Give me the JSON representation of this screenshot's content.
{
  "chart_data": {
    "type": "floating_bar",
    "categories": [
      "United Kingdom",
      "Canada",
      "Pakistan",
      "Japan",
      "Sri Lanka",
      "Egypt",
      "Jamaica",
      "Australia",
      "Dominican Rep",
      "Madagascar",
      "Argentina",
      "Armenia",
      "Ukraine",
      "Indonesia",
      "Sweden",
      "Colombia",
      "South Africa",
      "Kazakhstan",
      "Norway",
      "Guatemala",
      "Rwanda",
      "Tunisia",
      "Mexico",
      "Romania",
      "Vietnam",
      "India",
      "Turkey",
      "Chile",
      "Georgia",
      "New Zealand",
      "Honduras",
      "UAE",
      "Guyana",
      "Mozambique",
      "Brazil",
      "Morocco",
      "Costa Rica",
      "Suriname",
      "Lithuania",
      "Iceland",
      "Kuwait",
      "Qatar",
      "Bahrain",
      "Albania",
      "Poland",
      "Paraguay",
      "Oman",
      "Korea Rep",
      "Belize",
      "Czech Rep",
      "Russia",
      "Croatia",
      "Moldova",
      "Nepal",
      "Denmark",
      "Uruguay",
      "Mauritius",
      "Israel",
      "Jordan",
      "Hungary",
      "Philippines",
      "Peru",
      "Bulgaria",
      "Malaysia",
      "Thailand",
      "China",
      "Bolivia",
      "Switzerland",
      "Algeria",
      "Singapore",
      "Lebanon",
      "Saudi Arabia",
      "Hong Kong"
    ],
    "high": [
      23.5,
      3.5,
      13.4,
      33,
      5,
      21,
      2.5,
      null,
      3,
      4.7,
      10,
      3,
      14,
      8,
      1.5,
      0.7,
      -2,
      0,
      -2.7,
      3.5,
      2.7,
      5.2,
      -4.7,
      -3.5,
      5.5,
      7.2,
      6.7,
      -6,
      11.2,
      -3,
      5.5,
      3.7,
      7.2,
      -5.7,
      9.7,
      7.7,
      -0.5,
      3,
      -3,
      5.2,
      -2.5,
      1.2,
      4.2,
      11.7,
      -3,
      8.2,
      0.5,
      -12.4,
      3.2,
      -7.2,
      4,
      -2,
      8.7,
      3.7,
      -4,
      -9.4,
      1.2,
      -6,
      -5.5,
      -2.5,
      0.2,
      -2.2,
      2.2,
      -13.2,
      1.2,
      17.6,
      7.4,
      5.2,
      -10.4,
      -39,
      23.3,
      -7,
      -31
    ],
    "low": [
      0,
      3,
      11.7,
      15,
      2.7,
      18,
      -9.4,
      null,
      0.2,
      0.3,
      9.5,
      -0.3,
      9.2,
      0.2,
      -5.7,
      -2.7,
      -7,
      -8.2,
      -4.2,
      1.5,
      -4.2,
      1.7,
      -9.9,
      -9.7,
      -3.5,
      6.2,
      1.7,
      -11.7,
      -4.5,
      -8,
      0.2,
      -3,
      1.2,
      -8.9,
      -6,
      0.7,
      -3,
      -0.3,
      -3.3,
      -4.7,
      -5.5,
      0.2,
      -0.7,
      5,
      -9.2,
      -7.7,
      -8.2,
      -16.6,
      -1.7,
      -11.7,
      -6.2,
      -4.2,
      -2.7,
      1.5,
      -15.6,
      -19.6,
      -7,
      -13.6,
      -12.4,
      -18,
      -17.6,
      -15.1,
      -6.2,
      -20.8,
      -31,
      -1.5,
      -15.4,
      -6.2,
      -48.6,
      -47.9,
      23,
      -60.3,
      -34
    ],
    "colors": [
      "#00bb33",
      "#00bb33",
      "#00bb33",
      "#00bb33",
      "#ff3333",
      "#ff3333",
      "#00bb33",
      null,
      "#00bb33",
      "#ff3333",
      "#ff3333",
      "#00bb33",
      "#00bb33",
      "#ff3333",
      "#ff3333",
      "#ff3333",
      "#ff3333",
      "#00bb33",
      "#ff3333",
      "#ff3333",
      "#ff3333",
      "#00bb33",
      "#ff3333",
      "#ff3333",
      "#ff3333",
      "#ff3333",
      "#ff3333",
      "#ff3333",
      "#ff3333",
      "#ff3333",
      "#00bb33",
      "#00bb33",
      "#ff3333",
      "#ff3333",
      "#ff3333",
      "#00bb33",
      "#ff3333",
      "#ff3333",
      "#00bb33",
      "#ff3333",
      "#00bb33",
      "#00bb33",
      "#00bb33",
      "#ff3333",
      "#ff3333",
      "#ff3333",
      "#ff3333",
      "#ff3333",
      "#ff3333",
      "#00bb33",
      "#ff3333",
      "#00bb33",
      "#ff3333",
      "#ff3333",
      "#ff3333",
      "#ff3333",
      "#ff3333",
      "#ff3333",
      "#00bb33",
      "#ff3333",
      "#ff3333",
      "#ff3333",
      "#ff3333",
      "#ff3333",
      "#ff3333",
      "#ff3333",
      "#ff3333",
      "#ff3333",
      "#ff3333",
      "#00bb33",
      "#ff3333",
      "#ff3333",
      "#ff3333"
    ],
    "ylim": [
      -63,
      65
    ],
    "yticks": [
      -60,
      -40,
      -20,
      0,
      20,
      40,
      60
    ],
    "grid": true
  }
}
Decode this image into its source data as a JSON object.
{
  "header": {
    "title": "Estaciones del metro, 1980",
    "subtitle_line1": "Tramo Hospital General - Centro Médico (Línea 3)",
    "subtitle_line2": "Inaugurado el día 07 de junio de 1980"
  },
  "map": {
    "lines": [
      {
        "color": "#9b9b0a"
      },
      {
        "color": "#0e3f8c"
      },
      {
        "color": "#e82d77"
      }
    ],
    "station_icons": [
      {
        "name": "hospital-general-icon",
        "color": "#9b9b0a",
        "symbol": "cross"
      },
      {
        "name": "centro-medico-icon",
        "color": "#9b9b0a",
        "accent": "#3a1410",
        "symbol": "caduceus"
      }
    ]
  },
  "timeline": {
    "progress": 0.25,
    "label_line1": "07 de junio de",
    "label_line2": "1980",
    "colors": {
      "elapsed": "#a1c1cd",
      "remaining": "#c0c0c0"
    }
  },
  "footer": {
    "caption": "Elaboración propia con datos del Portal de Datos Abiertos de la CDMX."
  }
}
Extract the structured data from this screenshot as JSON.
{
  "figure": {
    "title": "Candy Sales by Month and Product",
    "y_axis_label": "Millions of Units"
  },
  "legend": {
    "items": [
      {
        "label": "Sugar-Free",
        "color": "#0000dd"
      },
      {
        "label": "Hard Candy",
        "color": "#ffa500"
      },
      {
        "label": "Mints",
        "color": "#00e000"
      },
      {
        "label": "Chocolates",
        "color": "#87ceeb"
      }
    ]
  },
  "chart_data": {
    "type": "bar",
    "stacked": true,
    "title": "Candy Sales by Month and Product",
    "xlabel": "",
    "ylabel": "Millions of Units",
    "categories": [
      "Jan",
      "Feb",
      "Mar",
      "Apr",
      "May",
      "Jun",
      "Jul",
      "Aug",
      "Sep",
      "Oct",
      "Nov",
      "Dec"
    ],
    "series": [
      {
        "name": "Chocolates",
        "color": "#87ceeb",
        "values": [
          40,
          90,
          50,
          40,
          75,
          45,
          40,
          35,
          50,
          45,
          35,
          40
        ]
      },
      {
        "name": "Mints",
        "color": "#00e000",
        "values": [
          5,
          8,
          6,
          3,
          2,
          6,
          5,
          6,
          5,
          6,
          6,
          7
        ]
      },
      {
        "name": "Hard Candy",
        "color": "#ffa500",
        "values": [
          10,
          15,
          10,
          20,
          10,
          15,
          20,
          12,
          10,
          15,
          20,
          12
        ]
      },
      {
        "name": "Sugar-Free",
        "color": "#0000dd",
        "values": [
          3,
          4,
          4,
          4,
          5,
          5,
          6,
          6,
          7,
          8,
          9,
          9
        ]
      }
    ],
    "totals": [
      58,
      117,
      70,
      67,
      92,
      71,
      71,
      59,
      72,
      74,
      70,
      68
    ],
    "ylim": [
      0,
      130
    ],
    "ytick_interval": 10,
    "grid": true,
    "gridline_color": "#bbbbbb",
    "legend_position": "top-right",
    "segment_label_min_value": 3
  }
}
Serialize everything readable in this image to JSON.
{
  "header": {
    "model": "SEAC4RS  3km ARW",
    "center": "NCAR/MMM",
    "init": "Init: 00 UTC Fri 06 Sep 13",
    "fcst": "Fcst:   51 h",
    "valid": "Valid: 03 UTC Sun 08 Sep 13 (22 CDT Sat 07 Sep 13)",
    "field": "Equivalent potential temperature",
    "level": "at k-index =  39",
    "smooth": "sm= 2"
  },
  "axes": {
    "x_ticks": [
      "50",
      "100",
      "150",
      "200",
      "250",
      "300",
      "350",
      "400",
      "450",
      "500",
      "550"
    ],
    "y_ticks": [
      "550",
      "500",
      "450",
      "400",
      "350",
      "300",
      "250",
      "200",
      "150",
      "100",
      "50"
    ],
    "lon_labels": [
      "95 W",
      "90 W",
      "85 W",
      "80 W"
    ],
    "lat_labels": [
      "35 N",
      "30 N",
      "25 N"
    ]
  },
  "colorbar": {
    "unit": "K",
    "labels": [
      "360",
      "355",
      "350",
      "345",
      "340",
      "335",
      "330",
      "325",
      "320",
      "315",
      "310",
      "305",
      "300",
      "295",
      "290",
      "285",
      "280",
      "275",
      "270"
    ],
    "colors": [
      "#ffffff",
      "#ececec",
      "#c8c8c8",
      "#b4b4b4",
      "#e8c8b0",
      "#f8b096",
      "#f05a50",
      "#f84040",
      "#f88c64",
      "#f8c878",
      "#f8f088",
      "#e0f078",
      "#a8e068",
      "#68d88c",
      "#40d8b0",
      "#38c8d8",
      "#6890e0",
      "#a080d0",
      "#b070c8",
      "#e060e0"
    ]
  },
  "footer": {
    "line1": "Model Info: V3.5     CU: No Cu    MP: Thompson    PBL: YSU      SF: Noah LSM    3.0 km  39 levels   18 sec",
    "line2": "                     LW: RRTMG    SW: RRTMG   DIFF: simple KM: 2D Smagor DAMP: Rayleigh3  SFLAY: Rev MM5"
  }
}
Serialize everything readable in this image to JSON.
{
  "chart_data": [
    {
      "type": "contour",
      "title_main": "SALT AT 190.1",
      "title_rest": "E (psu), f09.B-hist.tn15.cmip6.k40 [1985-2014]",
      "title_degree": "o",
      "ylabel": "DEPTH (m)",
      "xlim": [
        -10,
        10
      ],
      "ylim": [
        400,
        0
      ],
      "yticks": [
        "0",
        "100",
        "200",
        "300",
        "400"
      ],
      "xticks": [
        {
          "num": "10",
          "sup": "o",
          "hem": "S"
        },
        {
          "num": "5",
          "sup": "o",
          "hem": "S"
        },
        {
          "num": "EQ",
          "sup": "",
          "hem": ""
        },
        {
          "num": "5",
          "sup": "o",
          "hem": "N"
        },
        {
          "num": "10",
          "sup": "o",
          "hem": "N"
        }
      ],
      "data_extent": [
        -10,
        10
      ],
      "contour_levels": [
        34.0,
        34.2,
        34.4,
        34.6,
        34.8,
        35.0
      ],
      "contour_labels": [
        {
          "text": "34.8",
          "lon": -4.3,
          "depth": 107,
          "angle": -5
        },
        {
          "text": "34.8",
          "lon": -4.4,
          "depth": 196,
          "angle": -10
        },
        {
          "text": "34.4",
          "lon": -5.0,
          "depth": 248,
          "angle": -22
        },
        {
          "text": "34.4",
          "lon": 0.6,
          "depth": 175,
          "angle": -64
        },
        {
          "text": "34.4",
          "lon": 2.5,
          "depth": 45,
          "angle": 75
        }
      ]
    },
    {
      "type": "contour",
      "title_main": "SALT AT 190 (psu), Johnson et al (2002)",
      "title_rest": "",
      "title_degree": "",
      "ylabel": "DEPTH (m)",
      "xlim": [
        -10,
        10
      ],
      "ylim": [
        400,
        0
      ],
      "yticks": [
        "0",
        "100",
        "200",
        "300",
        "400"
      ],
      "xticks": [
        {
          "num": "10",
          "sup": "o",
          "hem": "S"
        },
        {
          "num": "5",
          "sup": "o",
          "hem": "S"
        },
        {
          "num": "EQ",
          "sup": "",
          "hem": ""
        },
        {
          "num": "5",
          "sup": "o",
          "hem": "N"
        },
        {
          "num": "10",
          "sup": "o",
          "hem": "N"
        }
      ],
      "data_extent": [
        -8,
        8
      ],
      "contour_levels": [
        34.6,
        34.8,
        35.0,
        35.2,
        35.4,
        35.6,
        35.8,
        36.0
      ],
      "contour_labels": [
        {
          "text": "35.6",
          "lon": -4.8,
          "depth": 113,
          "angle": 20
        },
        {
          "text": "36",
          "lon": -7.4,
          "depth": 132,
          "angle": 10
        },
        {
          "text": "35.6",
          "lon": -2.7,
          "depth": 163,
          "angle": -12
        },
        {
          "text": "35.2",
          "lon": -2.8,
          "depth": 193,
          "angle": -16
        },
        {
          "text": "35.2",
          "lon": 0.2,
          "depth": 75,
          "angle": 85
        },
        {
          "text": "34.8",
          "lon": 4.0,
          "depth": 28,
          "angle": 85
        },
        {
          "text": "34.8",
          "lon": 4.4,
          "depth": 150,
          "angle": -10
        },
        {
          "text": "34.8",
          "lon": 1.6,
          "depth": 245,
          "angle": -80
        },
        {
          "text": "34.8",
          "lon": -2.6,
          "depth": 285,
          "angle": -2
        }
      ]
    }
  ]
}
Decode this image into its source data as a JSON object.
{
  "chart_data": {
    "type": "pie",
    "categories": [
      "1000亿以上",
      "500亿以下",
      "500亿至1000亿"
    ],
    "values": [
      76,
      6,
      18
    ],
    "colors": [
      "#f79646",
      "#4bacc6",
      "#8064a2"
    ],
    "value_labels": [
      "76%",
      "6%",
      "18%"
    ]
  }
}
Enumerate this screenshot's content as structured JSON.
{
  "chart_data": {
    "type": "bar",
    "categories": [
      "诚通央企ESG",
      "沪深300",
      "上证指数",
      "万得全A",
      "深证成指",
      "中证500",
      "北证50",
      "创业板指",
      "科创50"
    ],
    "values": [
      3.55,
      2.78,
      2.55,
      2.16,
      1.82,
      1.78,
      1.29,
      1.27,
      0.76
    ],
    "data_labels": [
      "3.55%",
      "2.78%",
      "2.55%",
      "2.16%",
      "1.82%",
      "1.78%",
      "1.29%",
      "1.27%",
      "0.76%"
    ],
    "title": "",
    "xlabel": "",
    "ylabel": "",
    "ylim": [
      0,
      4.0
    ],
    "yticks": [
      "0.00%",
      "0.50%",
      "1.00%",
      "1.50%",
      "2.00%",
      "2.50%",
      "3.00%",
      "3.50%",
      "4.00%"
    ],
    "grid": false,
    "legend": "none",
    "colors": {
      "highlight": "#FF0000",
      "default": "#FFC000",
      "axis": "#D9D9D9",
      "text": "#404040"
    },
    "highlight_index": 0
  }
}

-=-=-=-=-

• [INSTRUCTION]:
Copy exactly the lines above, from the one containing "Enumerate this screenshot's" through the very last line.

• [ANSWER TO THIS TASK]:
Enumerate this screenshot's content as structured JSON.
{
  "chart_data": {
    "type": "bar",
    "categories": [
      "诚通央企ESG",
      "沪深300",
      "上证指数",
      "万得全A",
      "深证成指",
      "中证500",
      "北证50",
      "创业板指",
      "科创50"
    ],
    "values": [
      3.55,
      2.78,
      2.55,
      2.16,
      1.82,
      1.78,
      1.29,
      1.27,
      0.76
    ],
    "data_labels": [
      "3.55%",
      "2.78%",
      "2.55%",
      "2.16%",
      "1.82%",
      "1.78%",
      "1.29%",
      "1.27%",
      "0.76%"
    ],
    "title": "",
    "xlabel": "",
    "ylabel": "",
    "ylim": [
      0,
      4.0
    ],
    "yticks": [
      "0.00%",
      "0.50%",
      "1.00%",
      "1.50%",
      "2.00%",
      "2.50%",
      "3.00%",
      "3.50%",
      "4.00%"
    ],
    "grid": false,
    "legend": "none",
    "colors": {
      "highlight": "#FF0000",
      "default": "#FFC000",
      "axis": "#D9D9D9",
      "text": "#404040"
    },
    "highlight_index": 0
  }
}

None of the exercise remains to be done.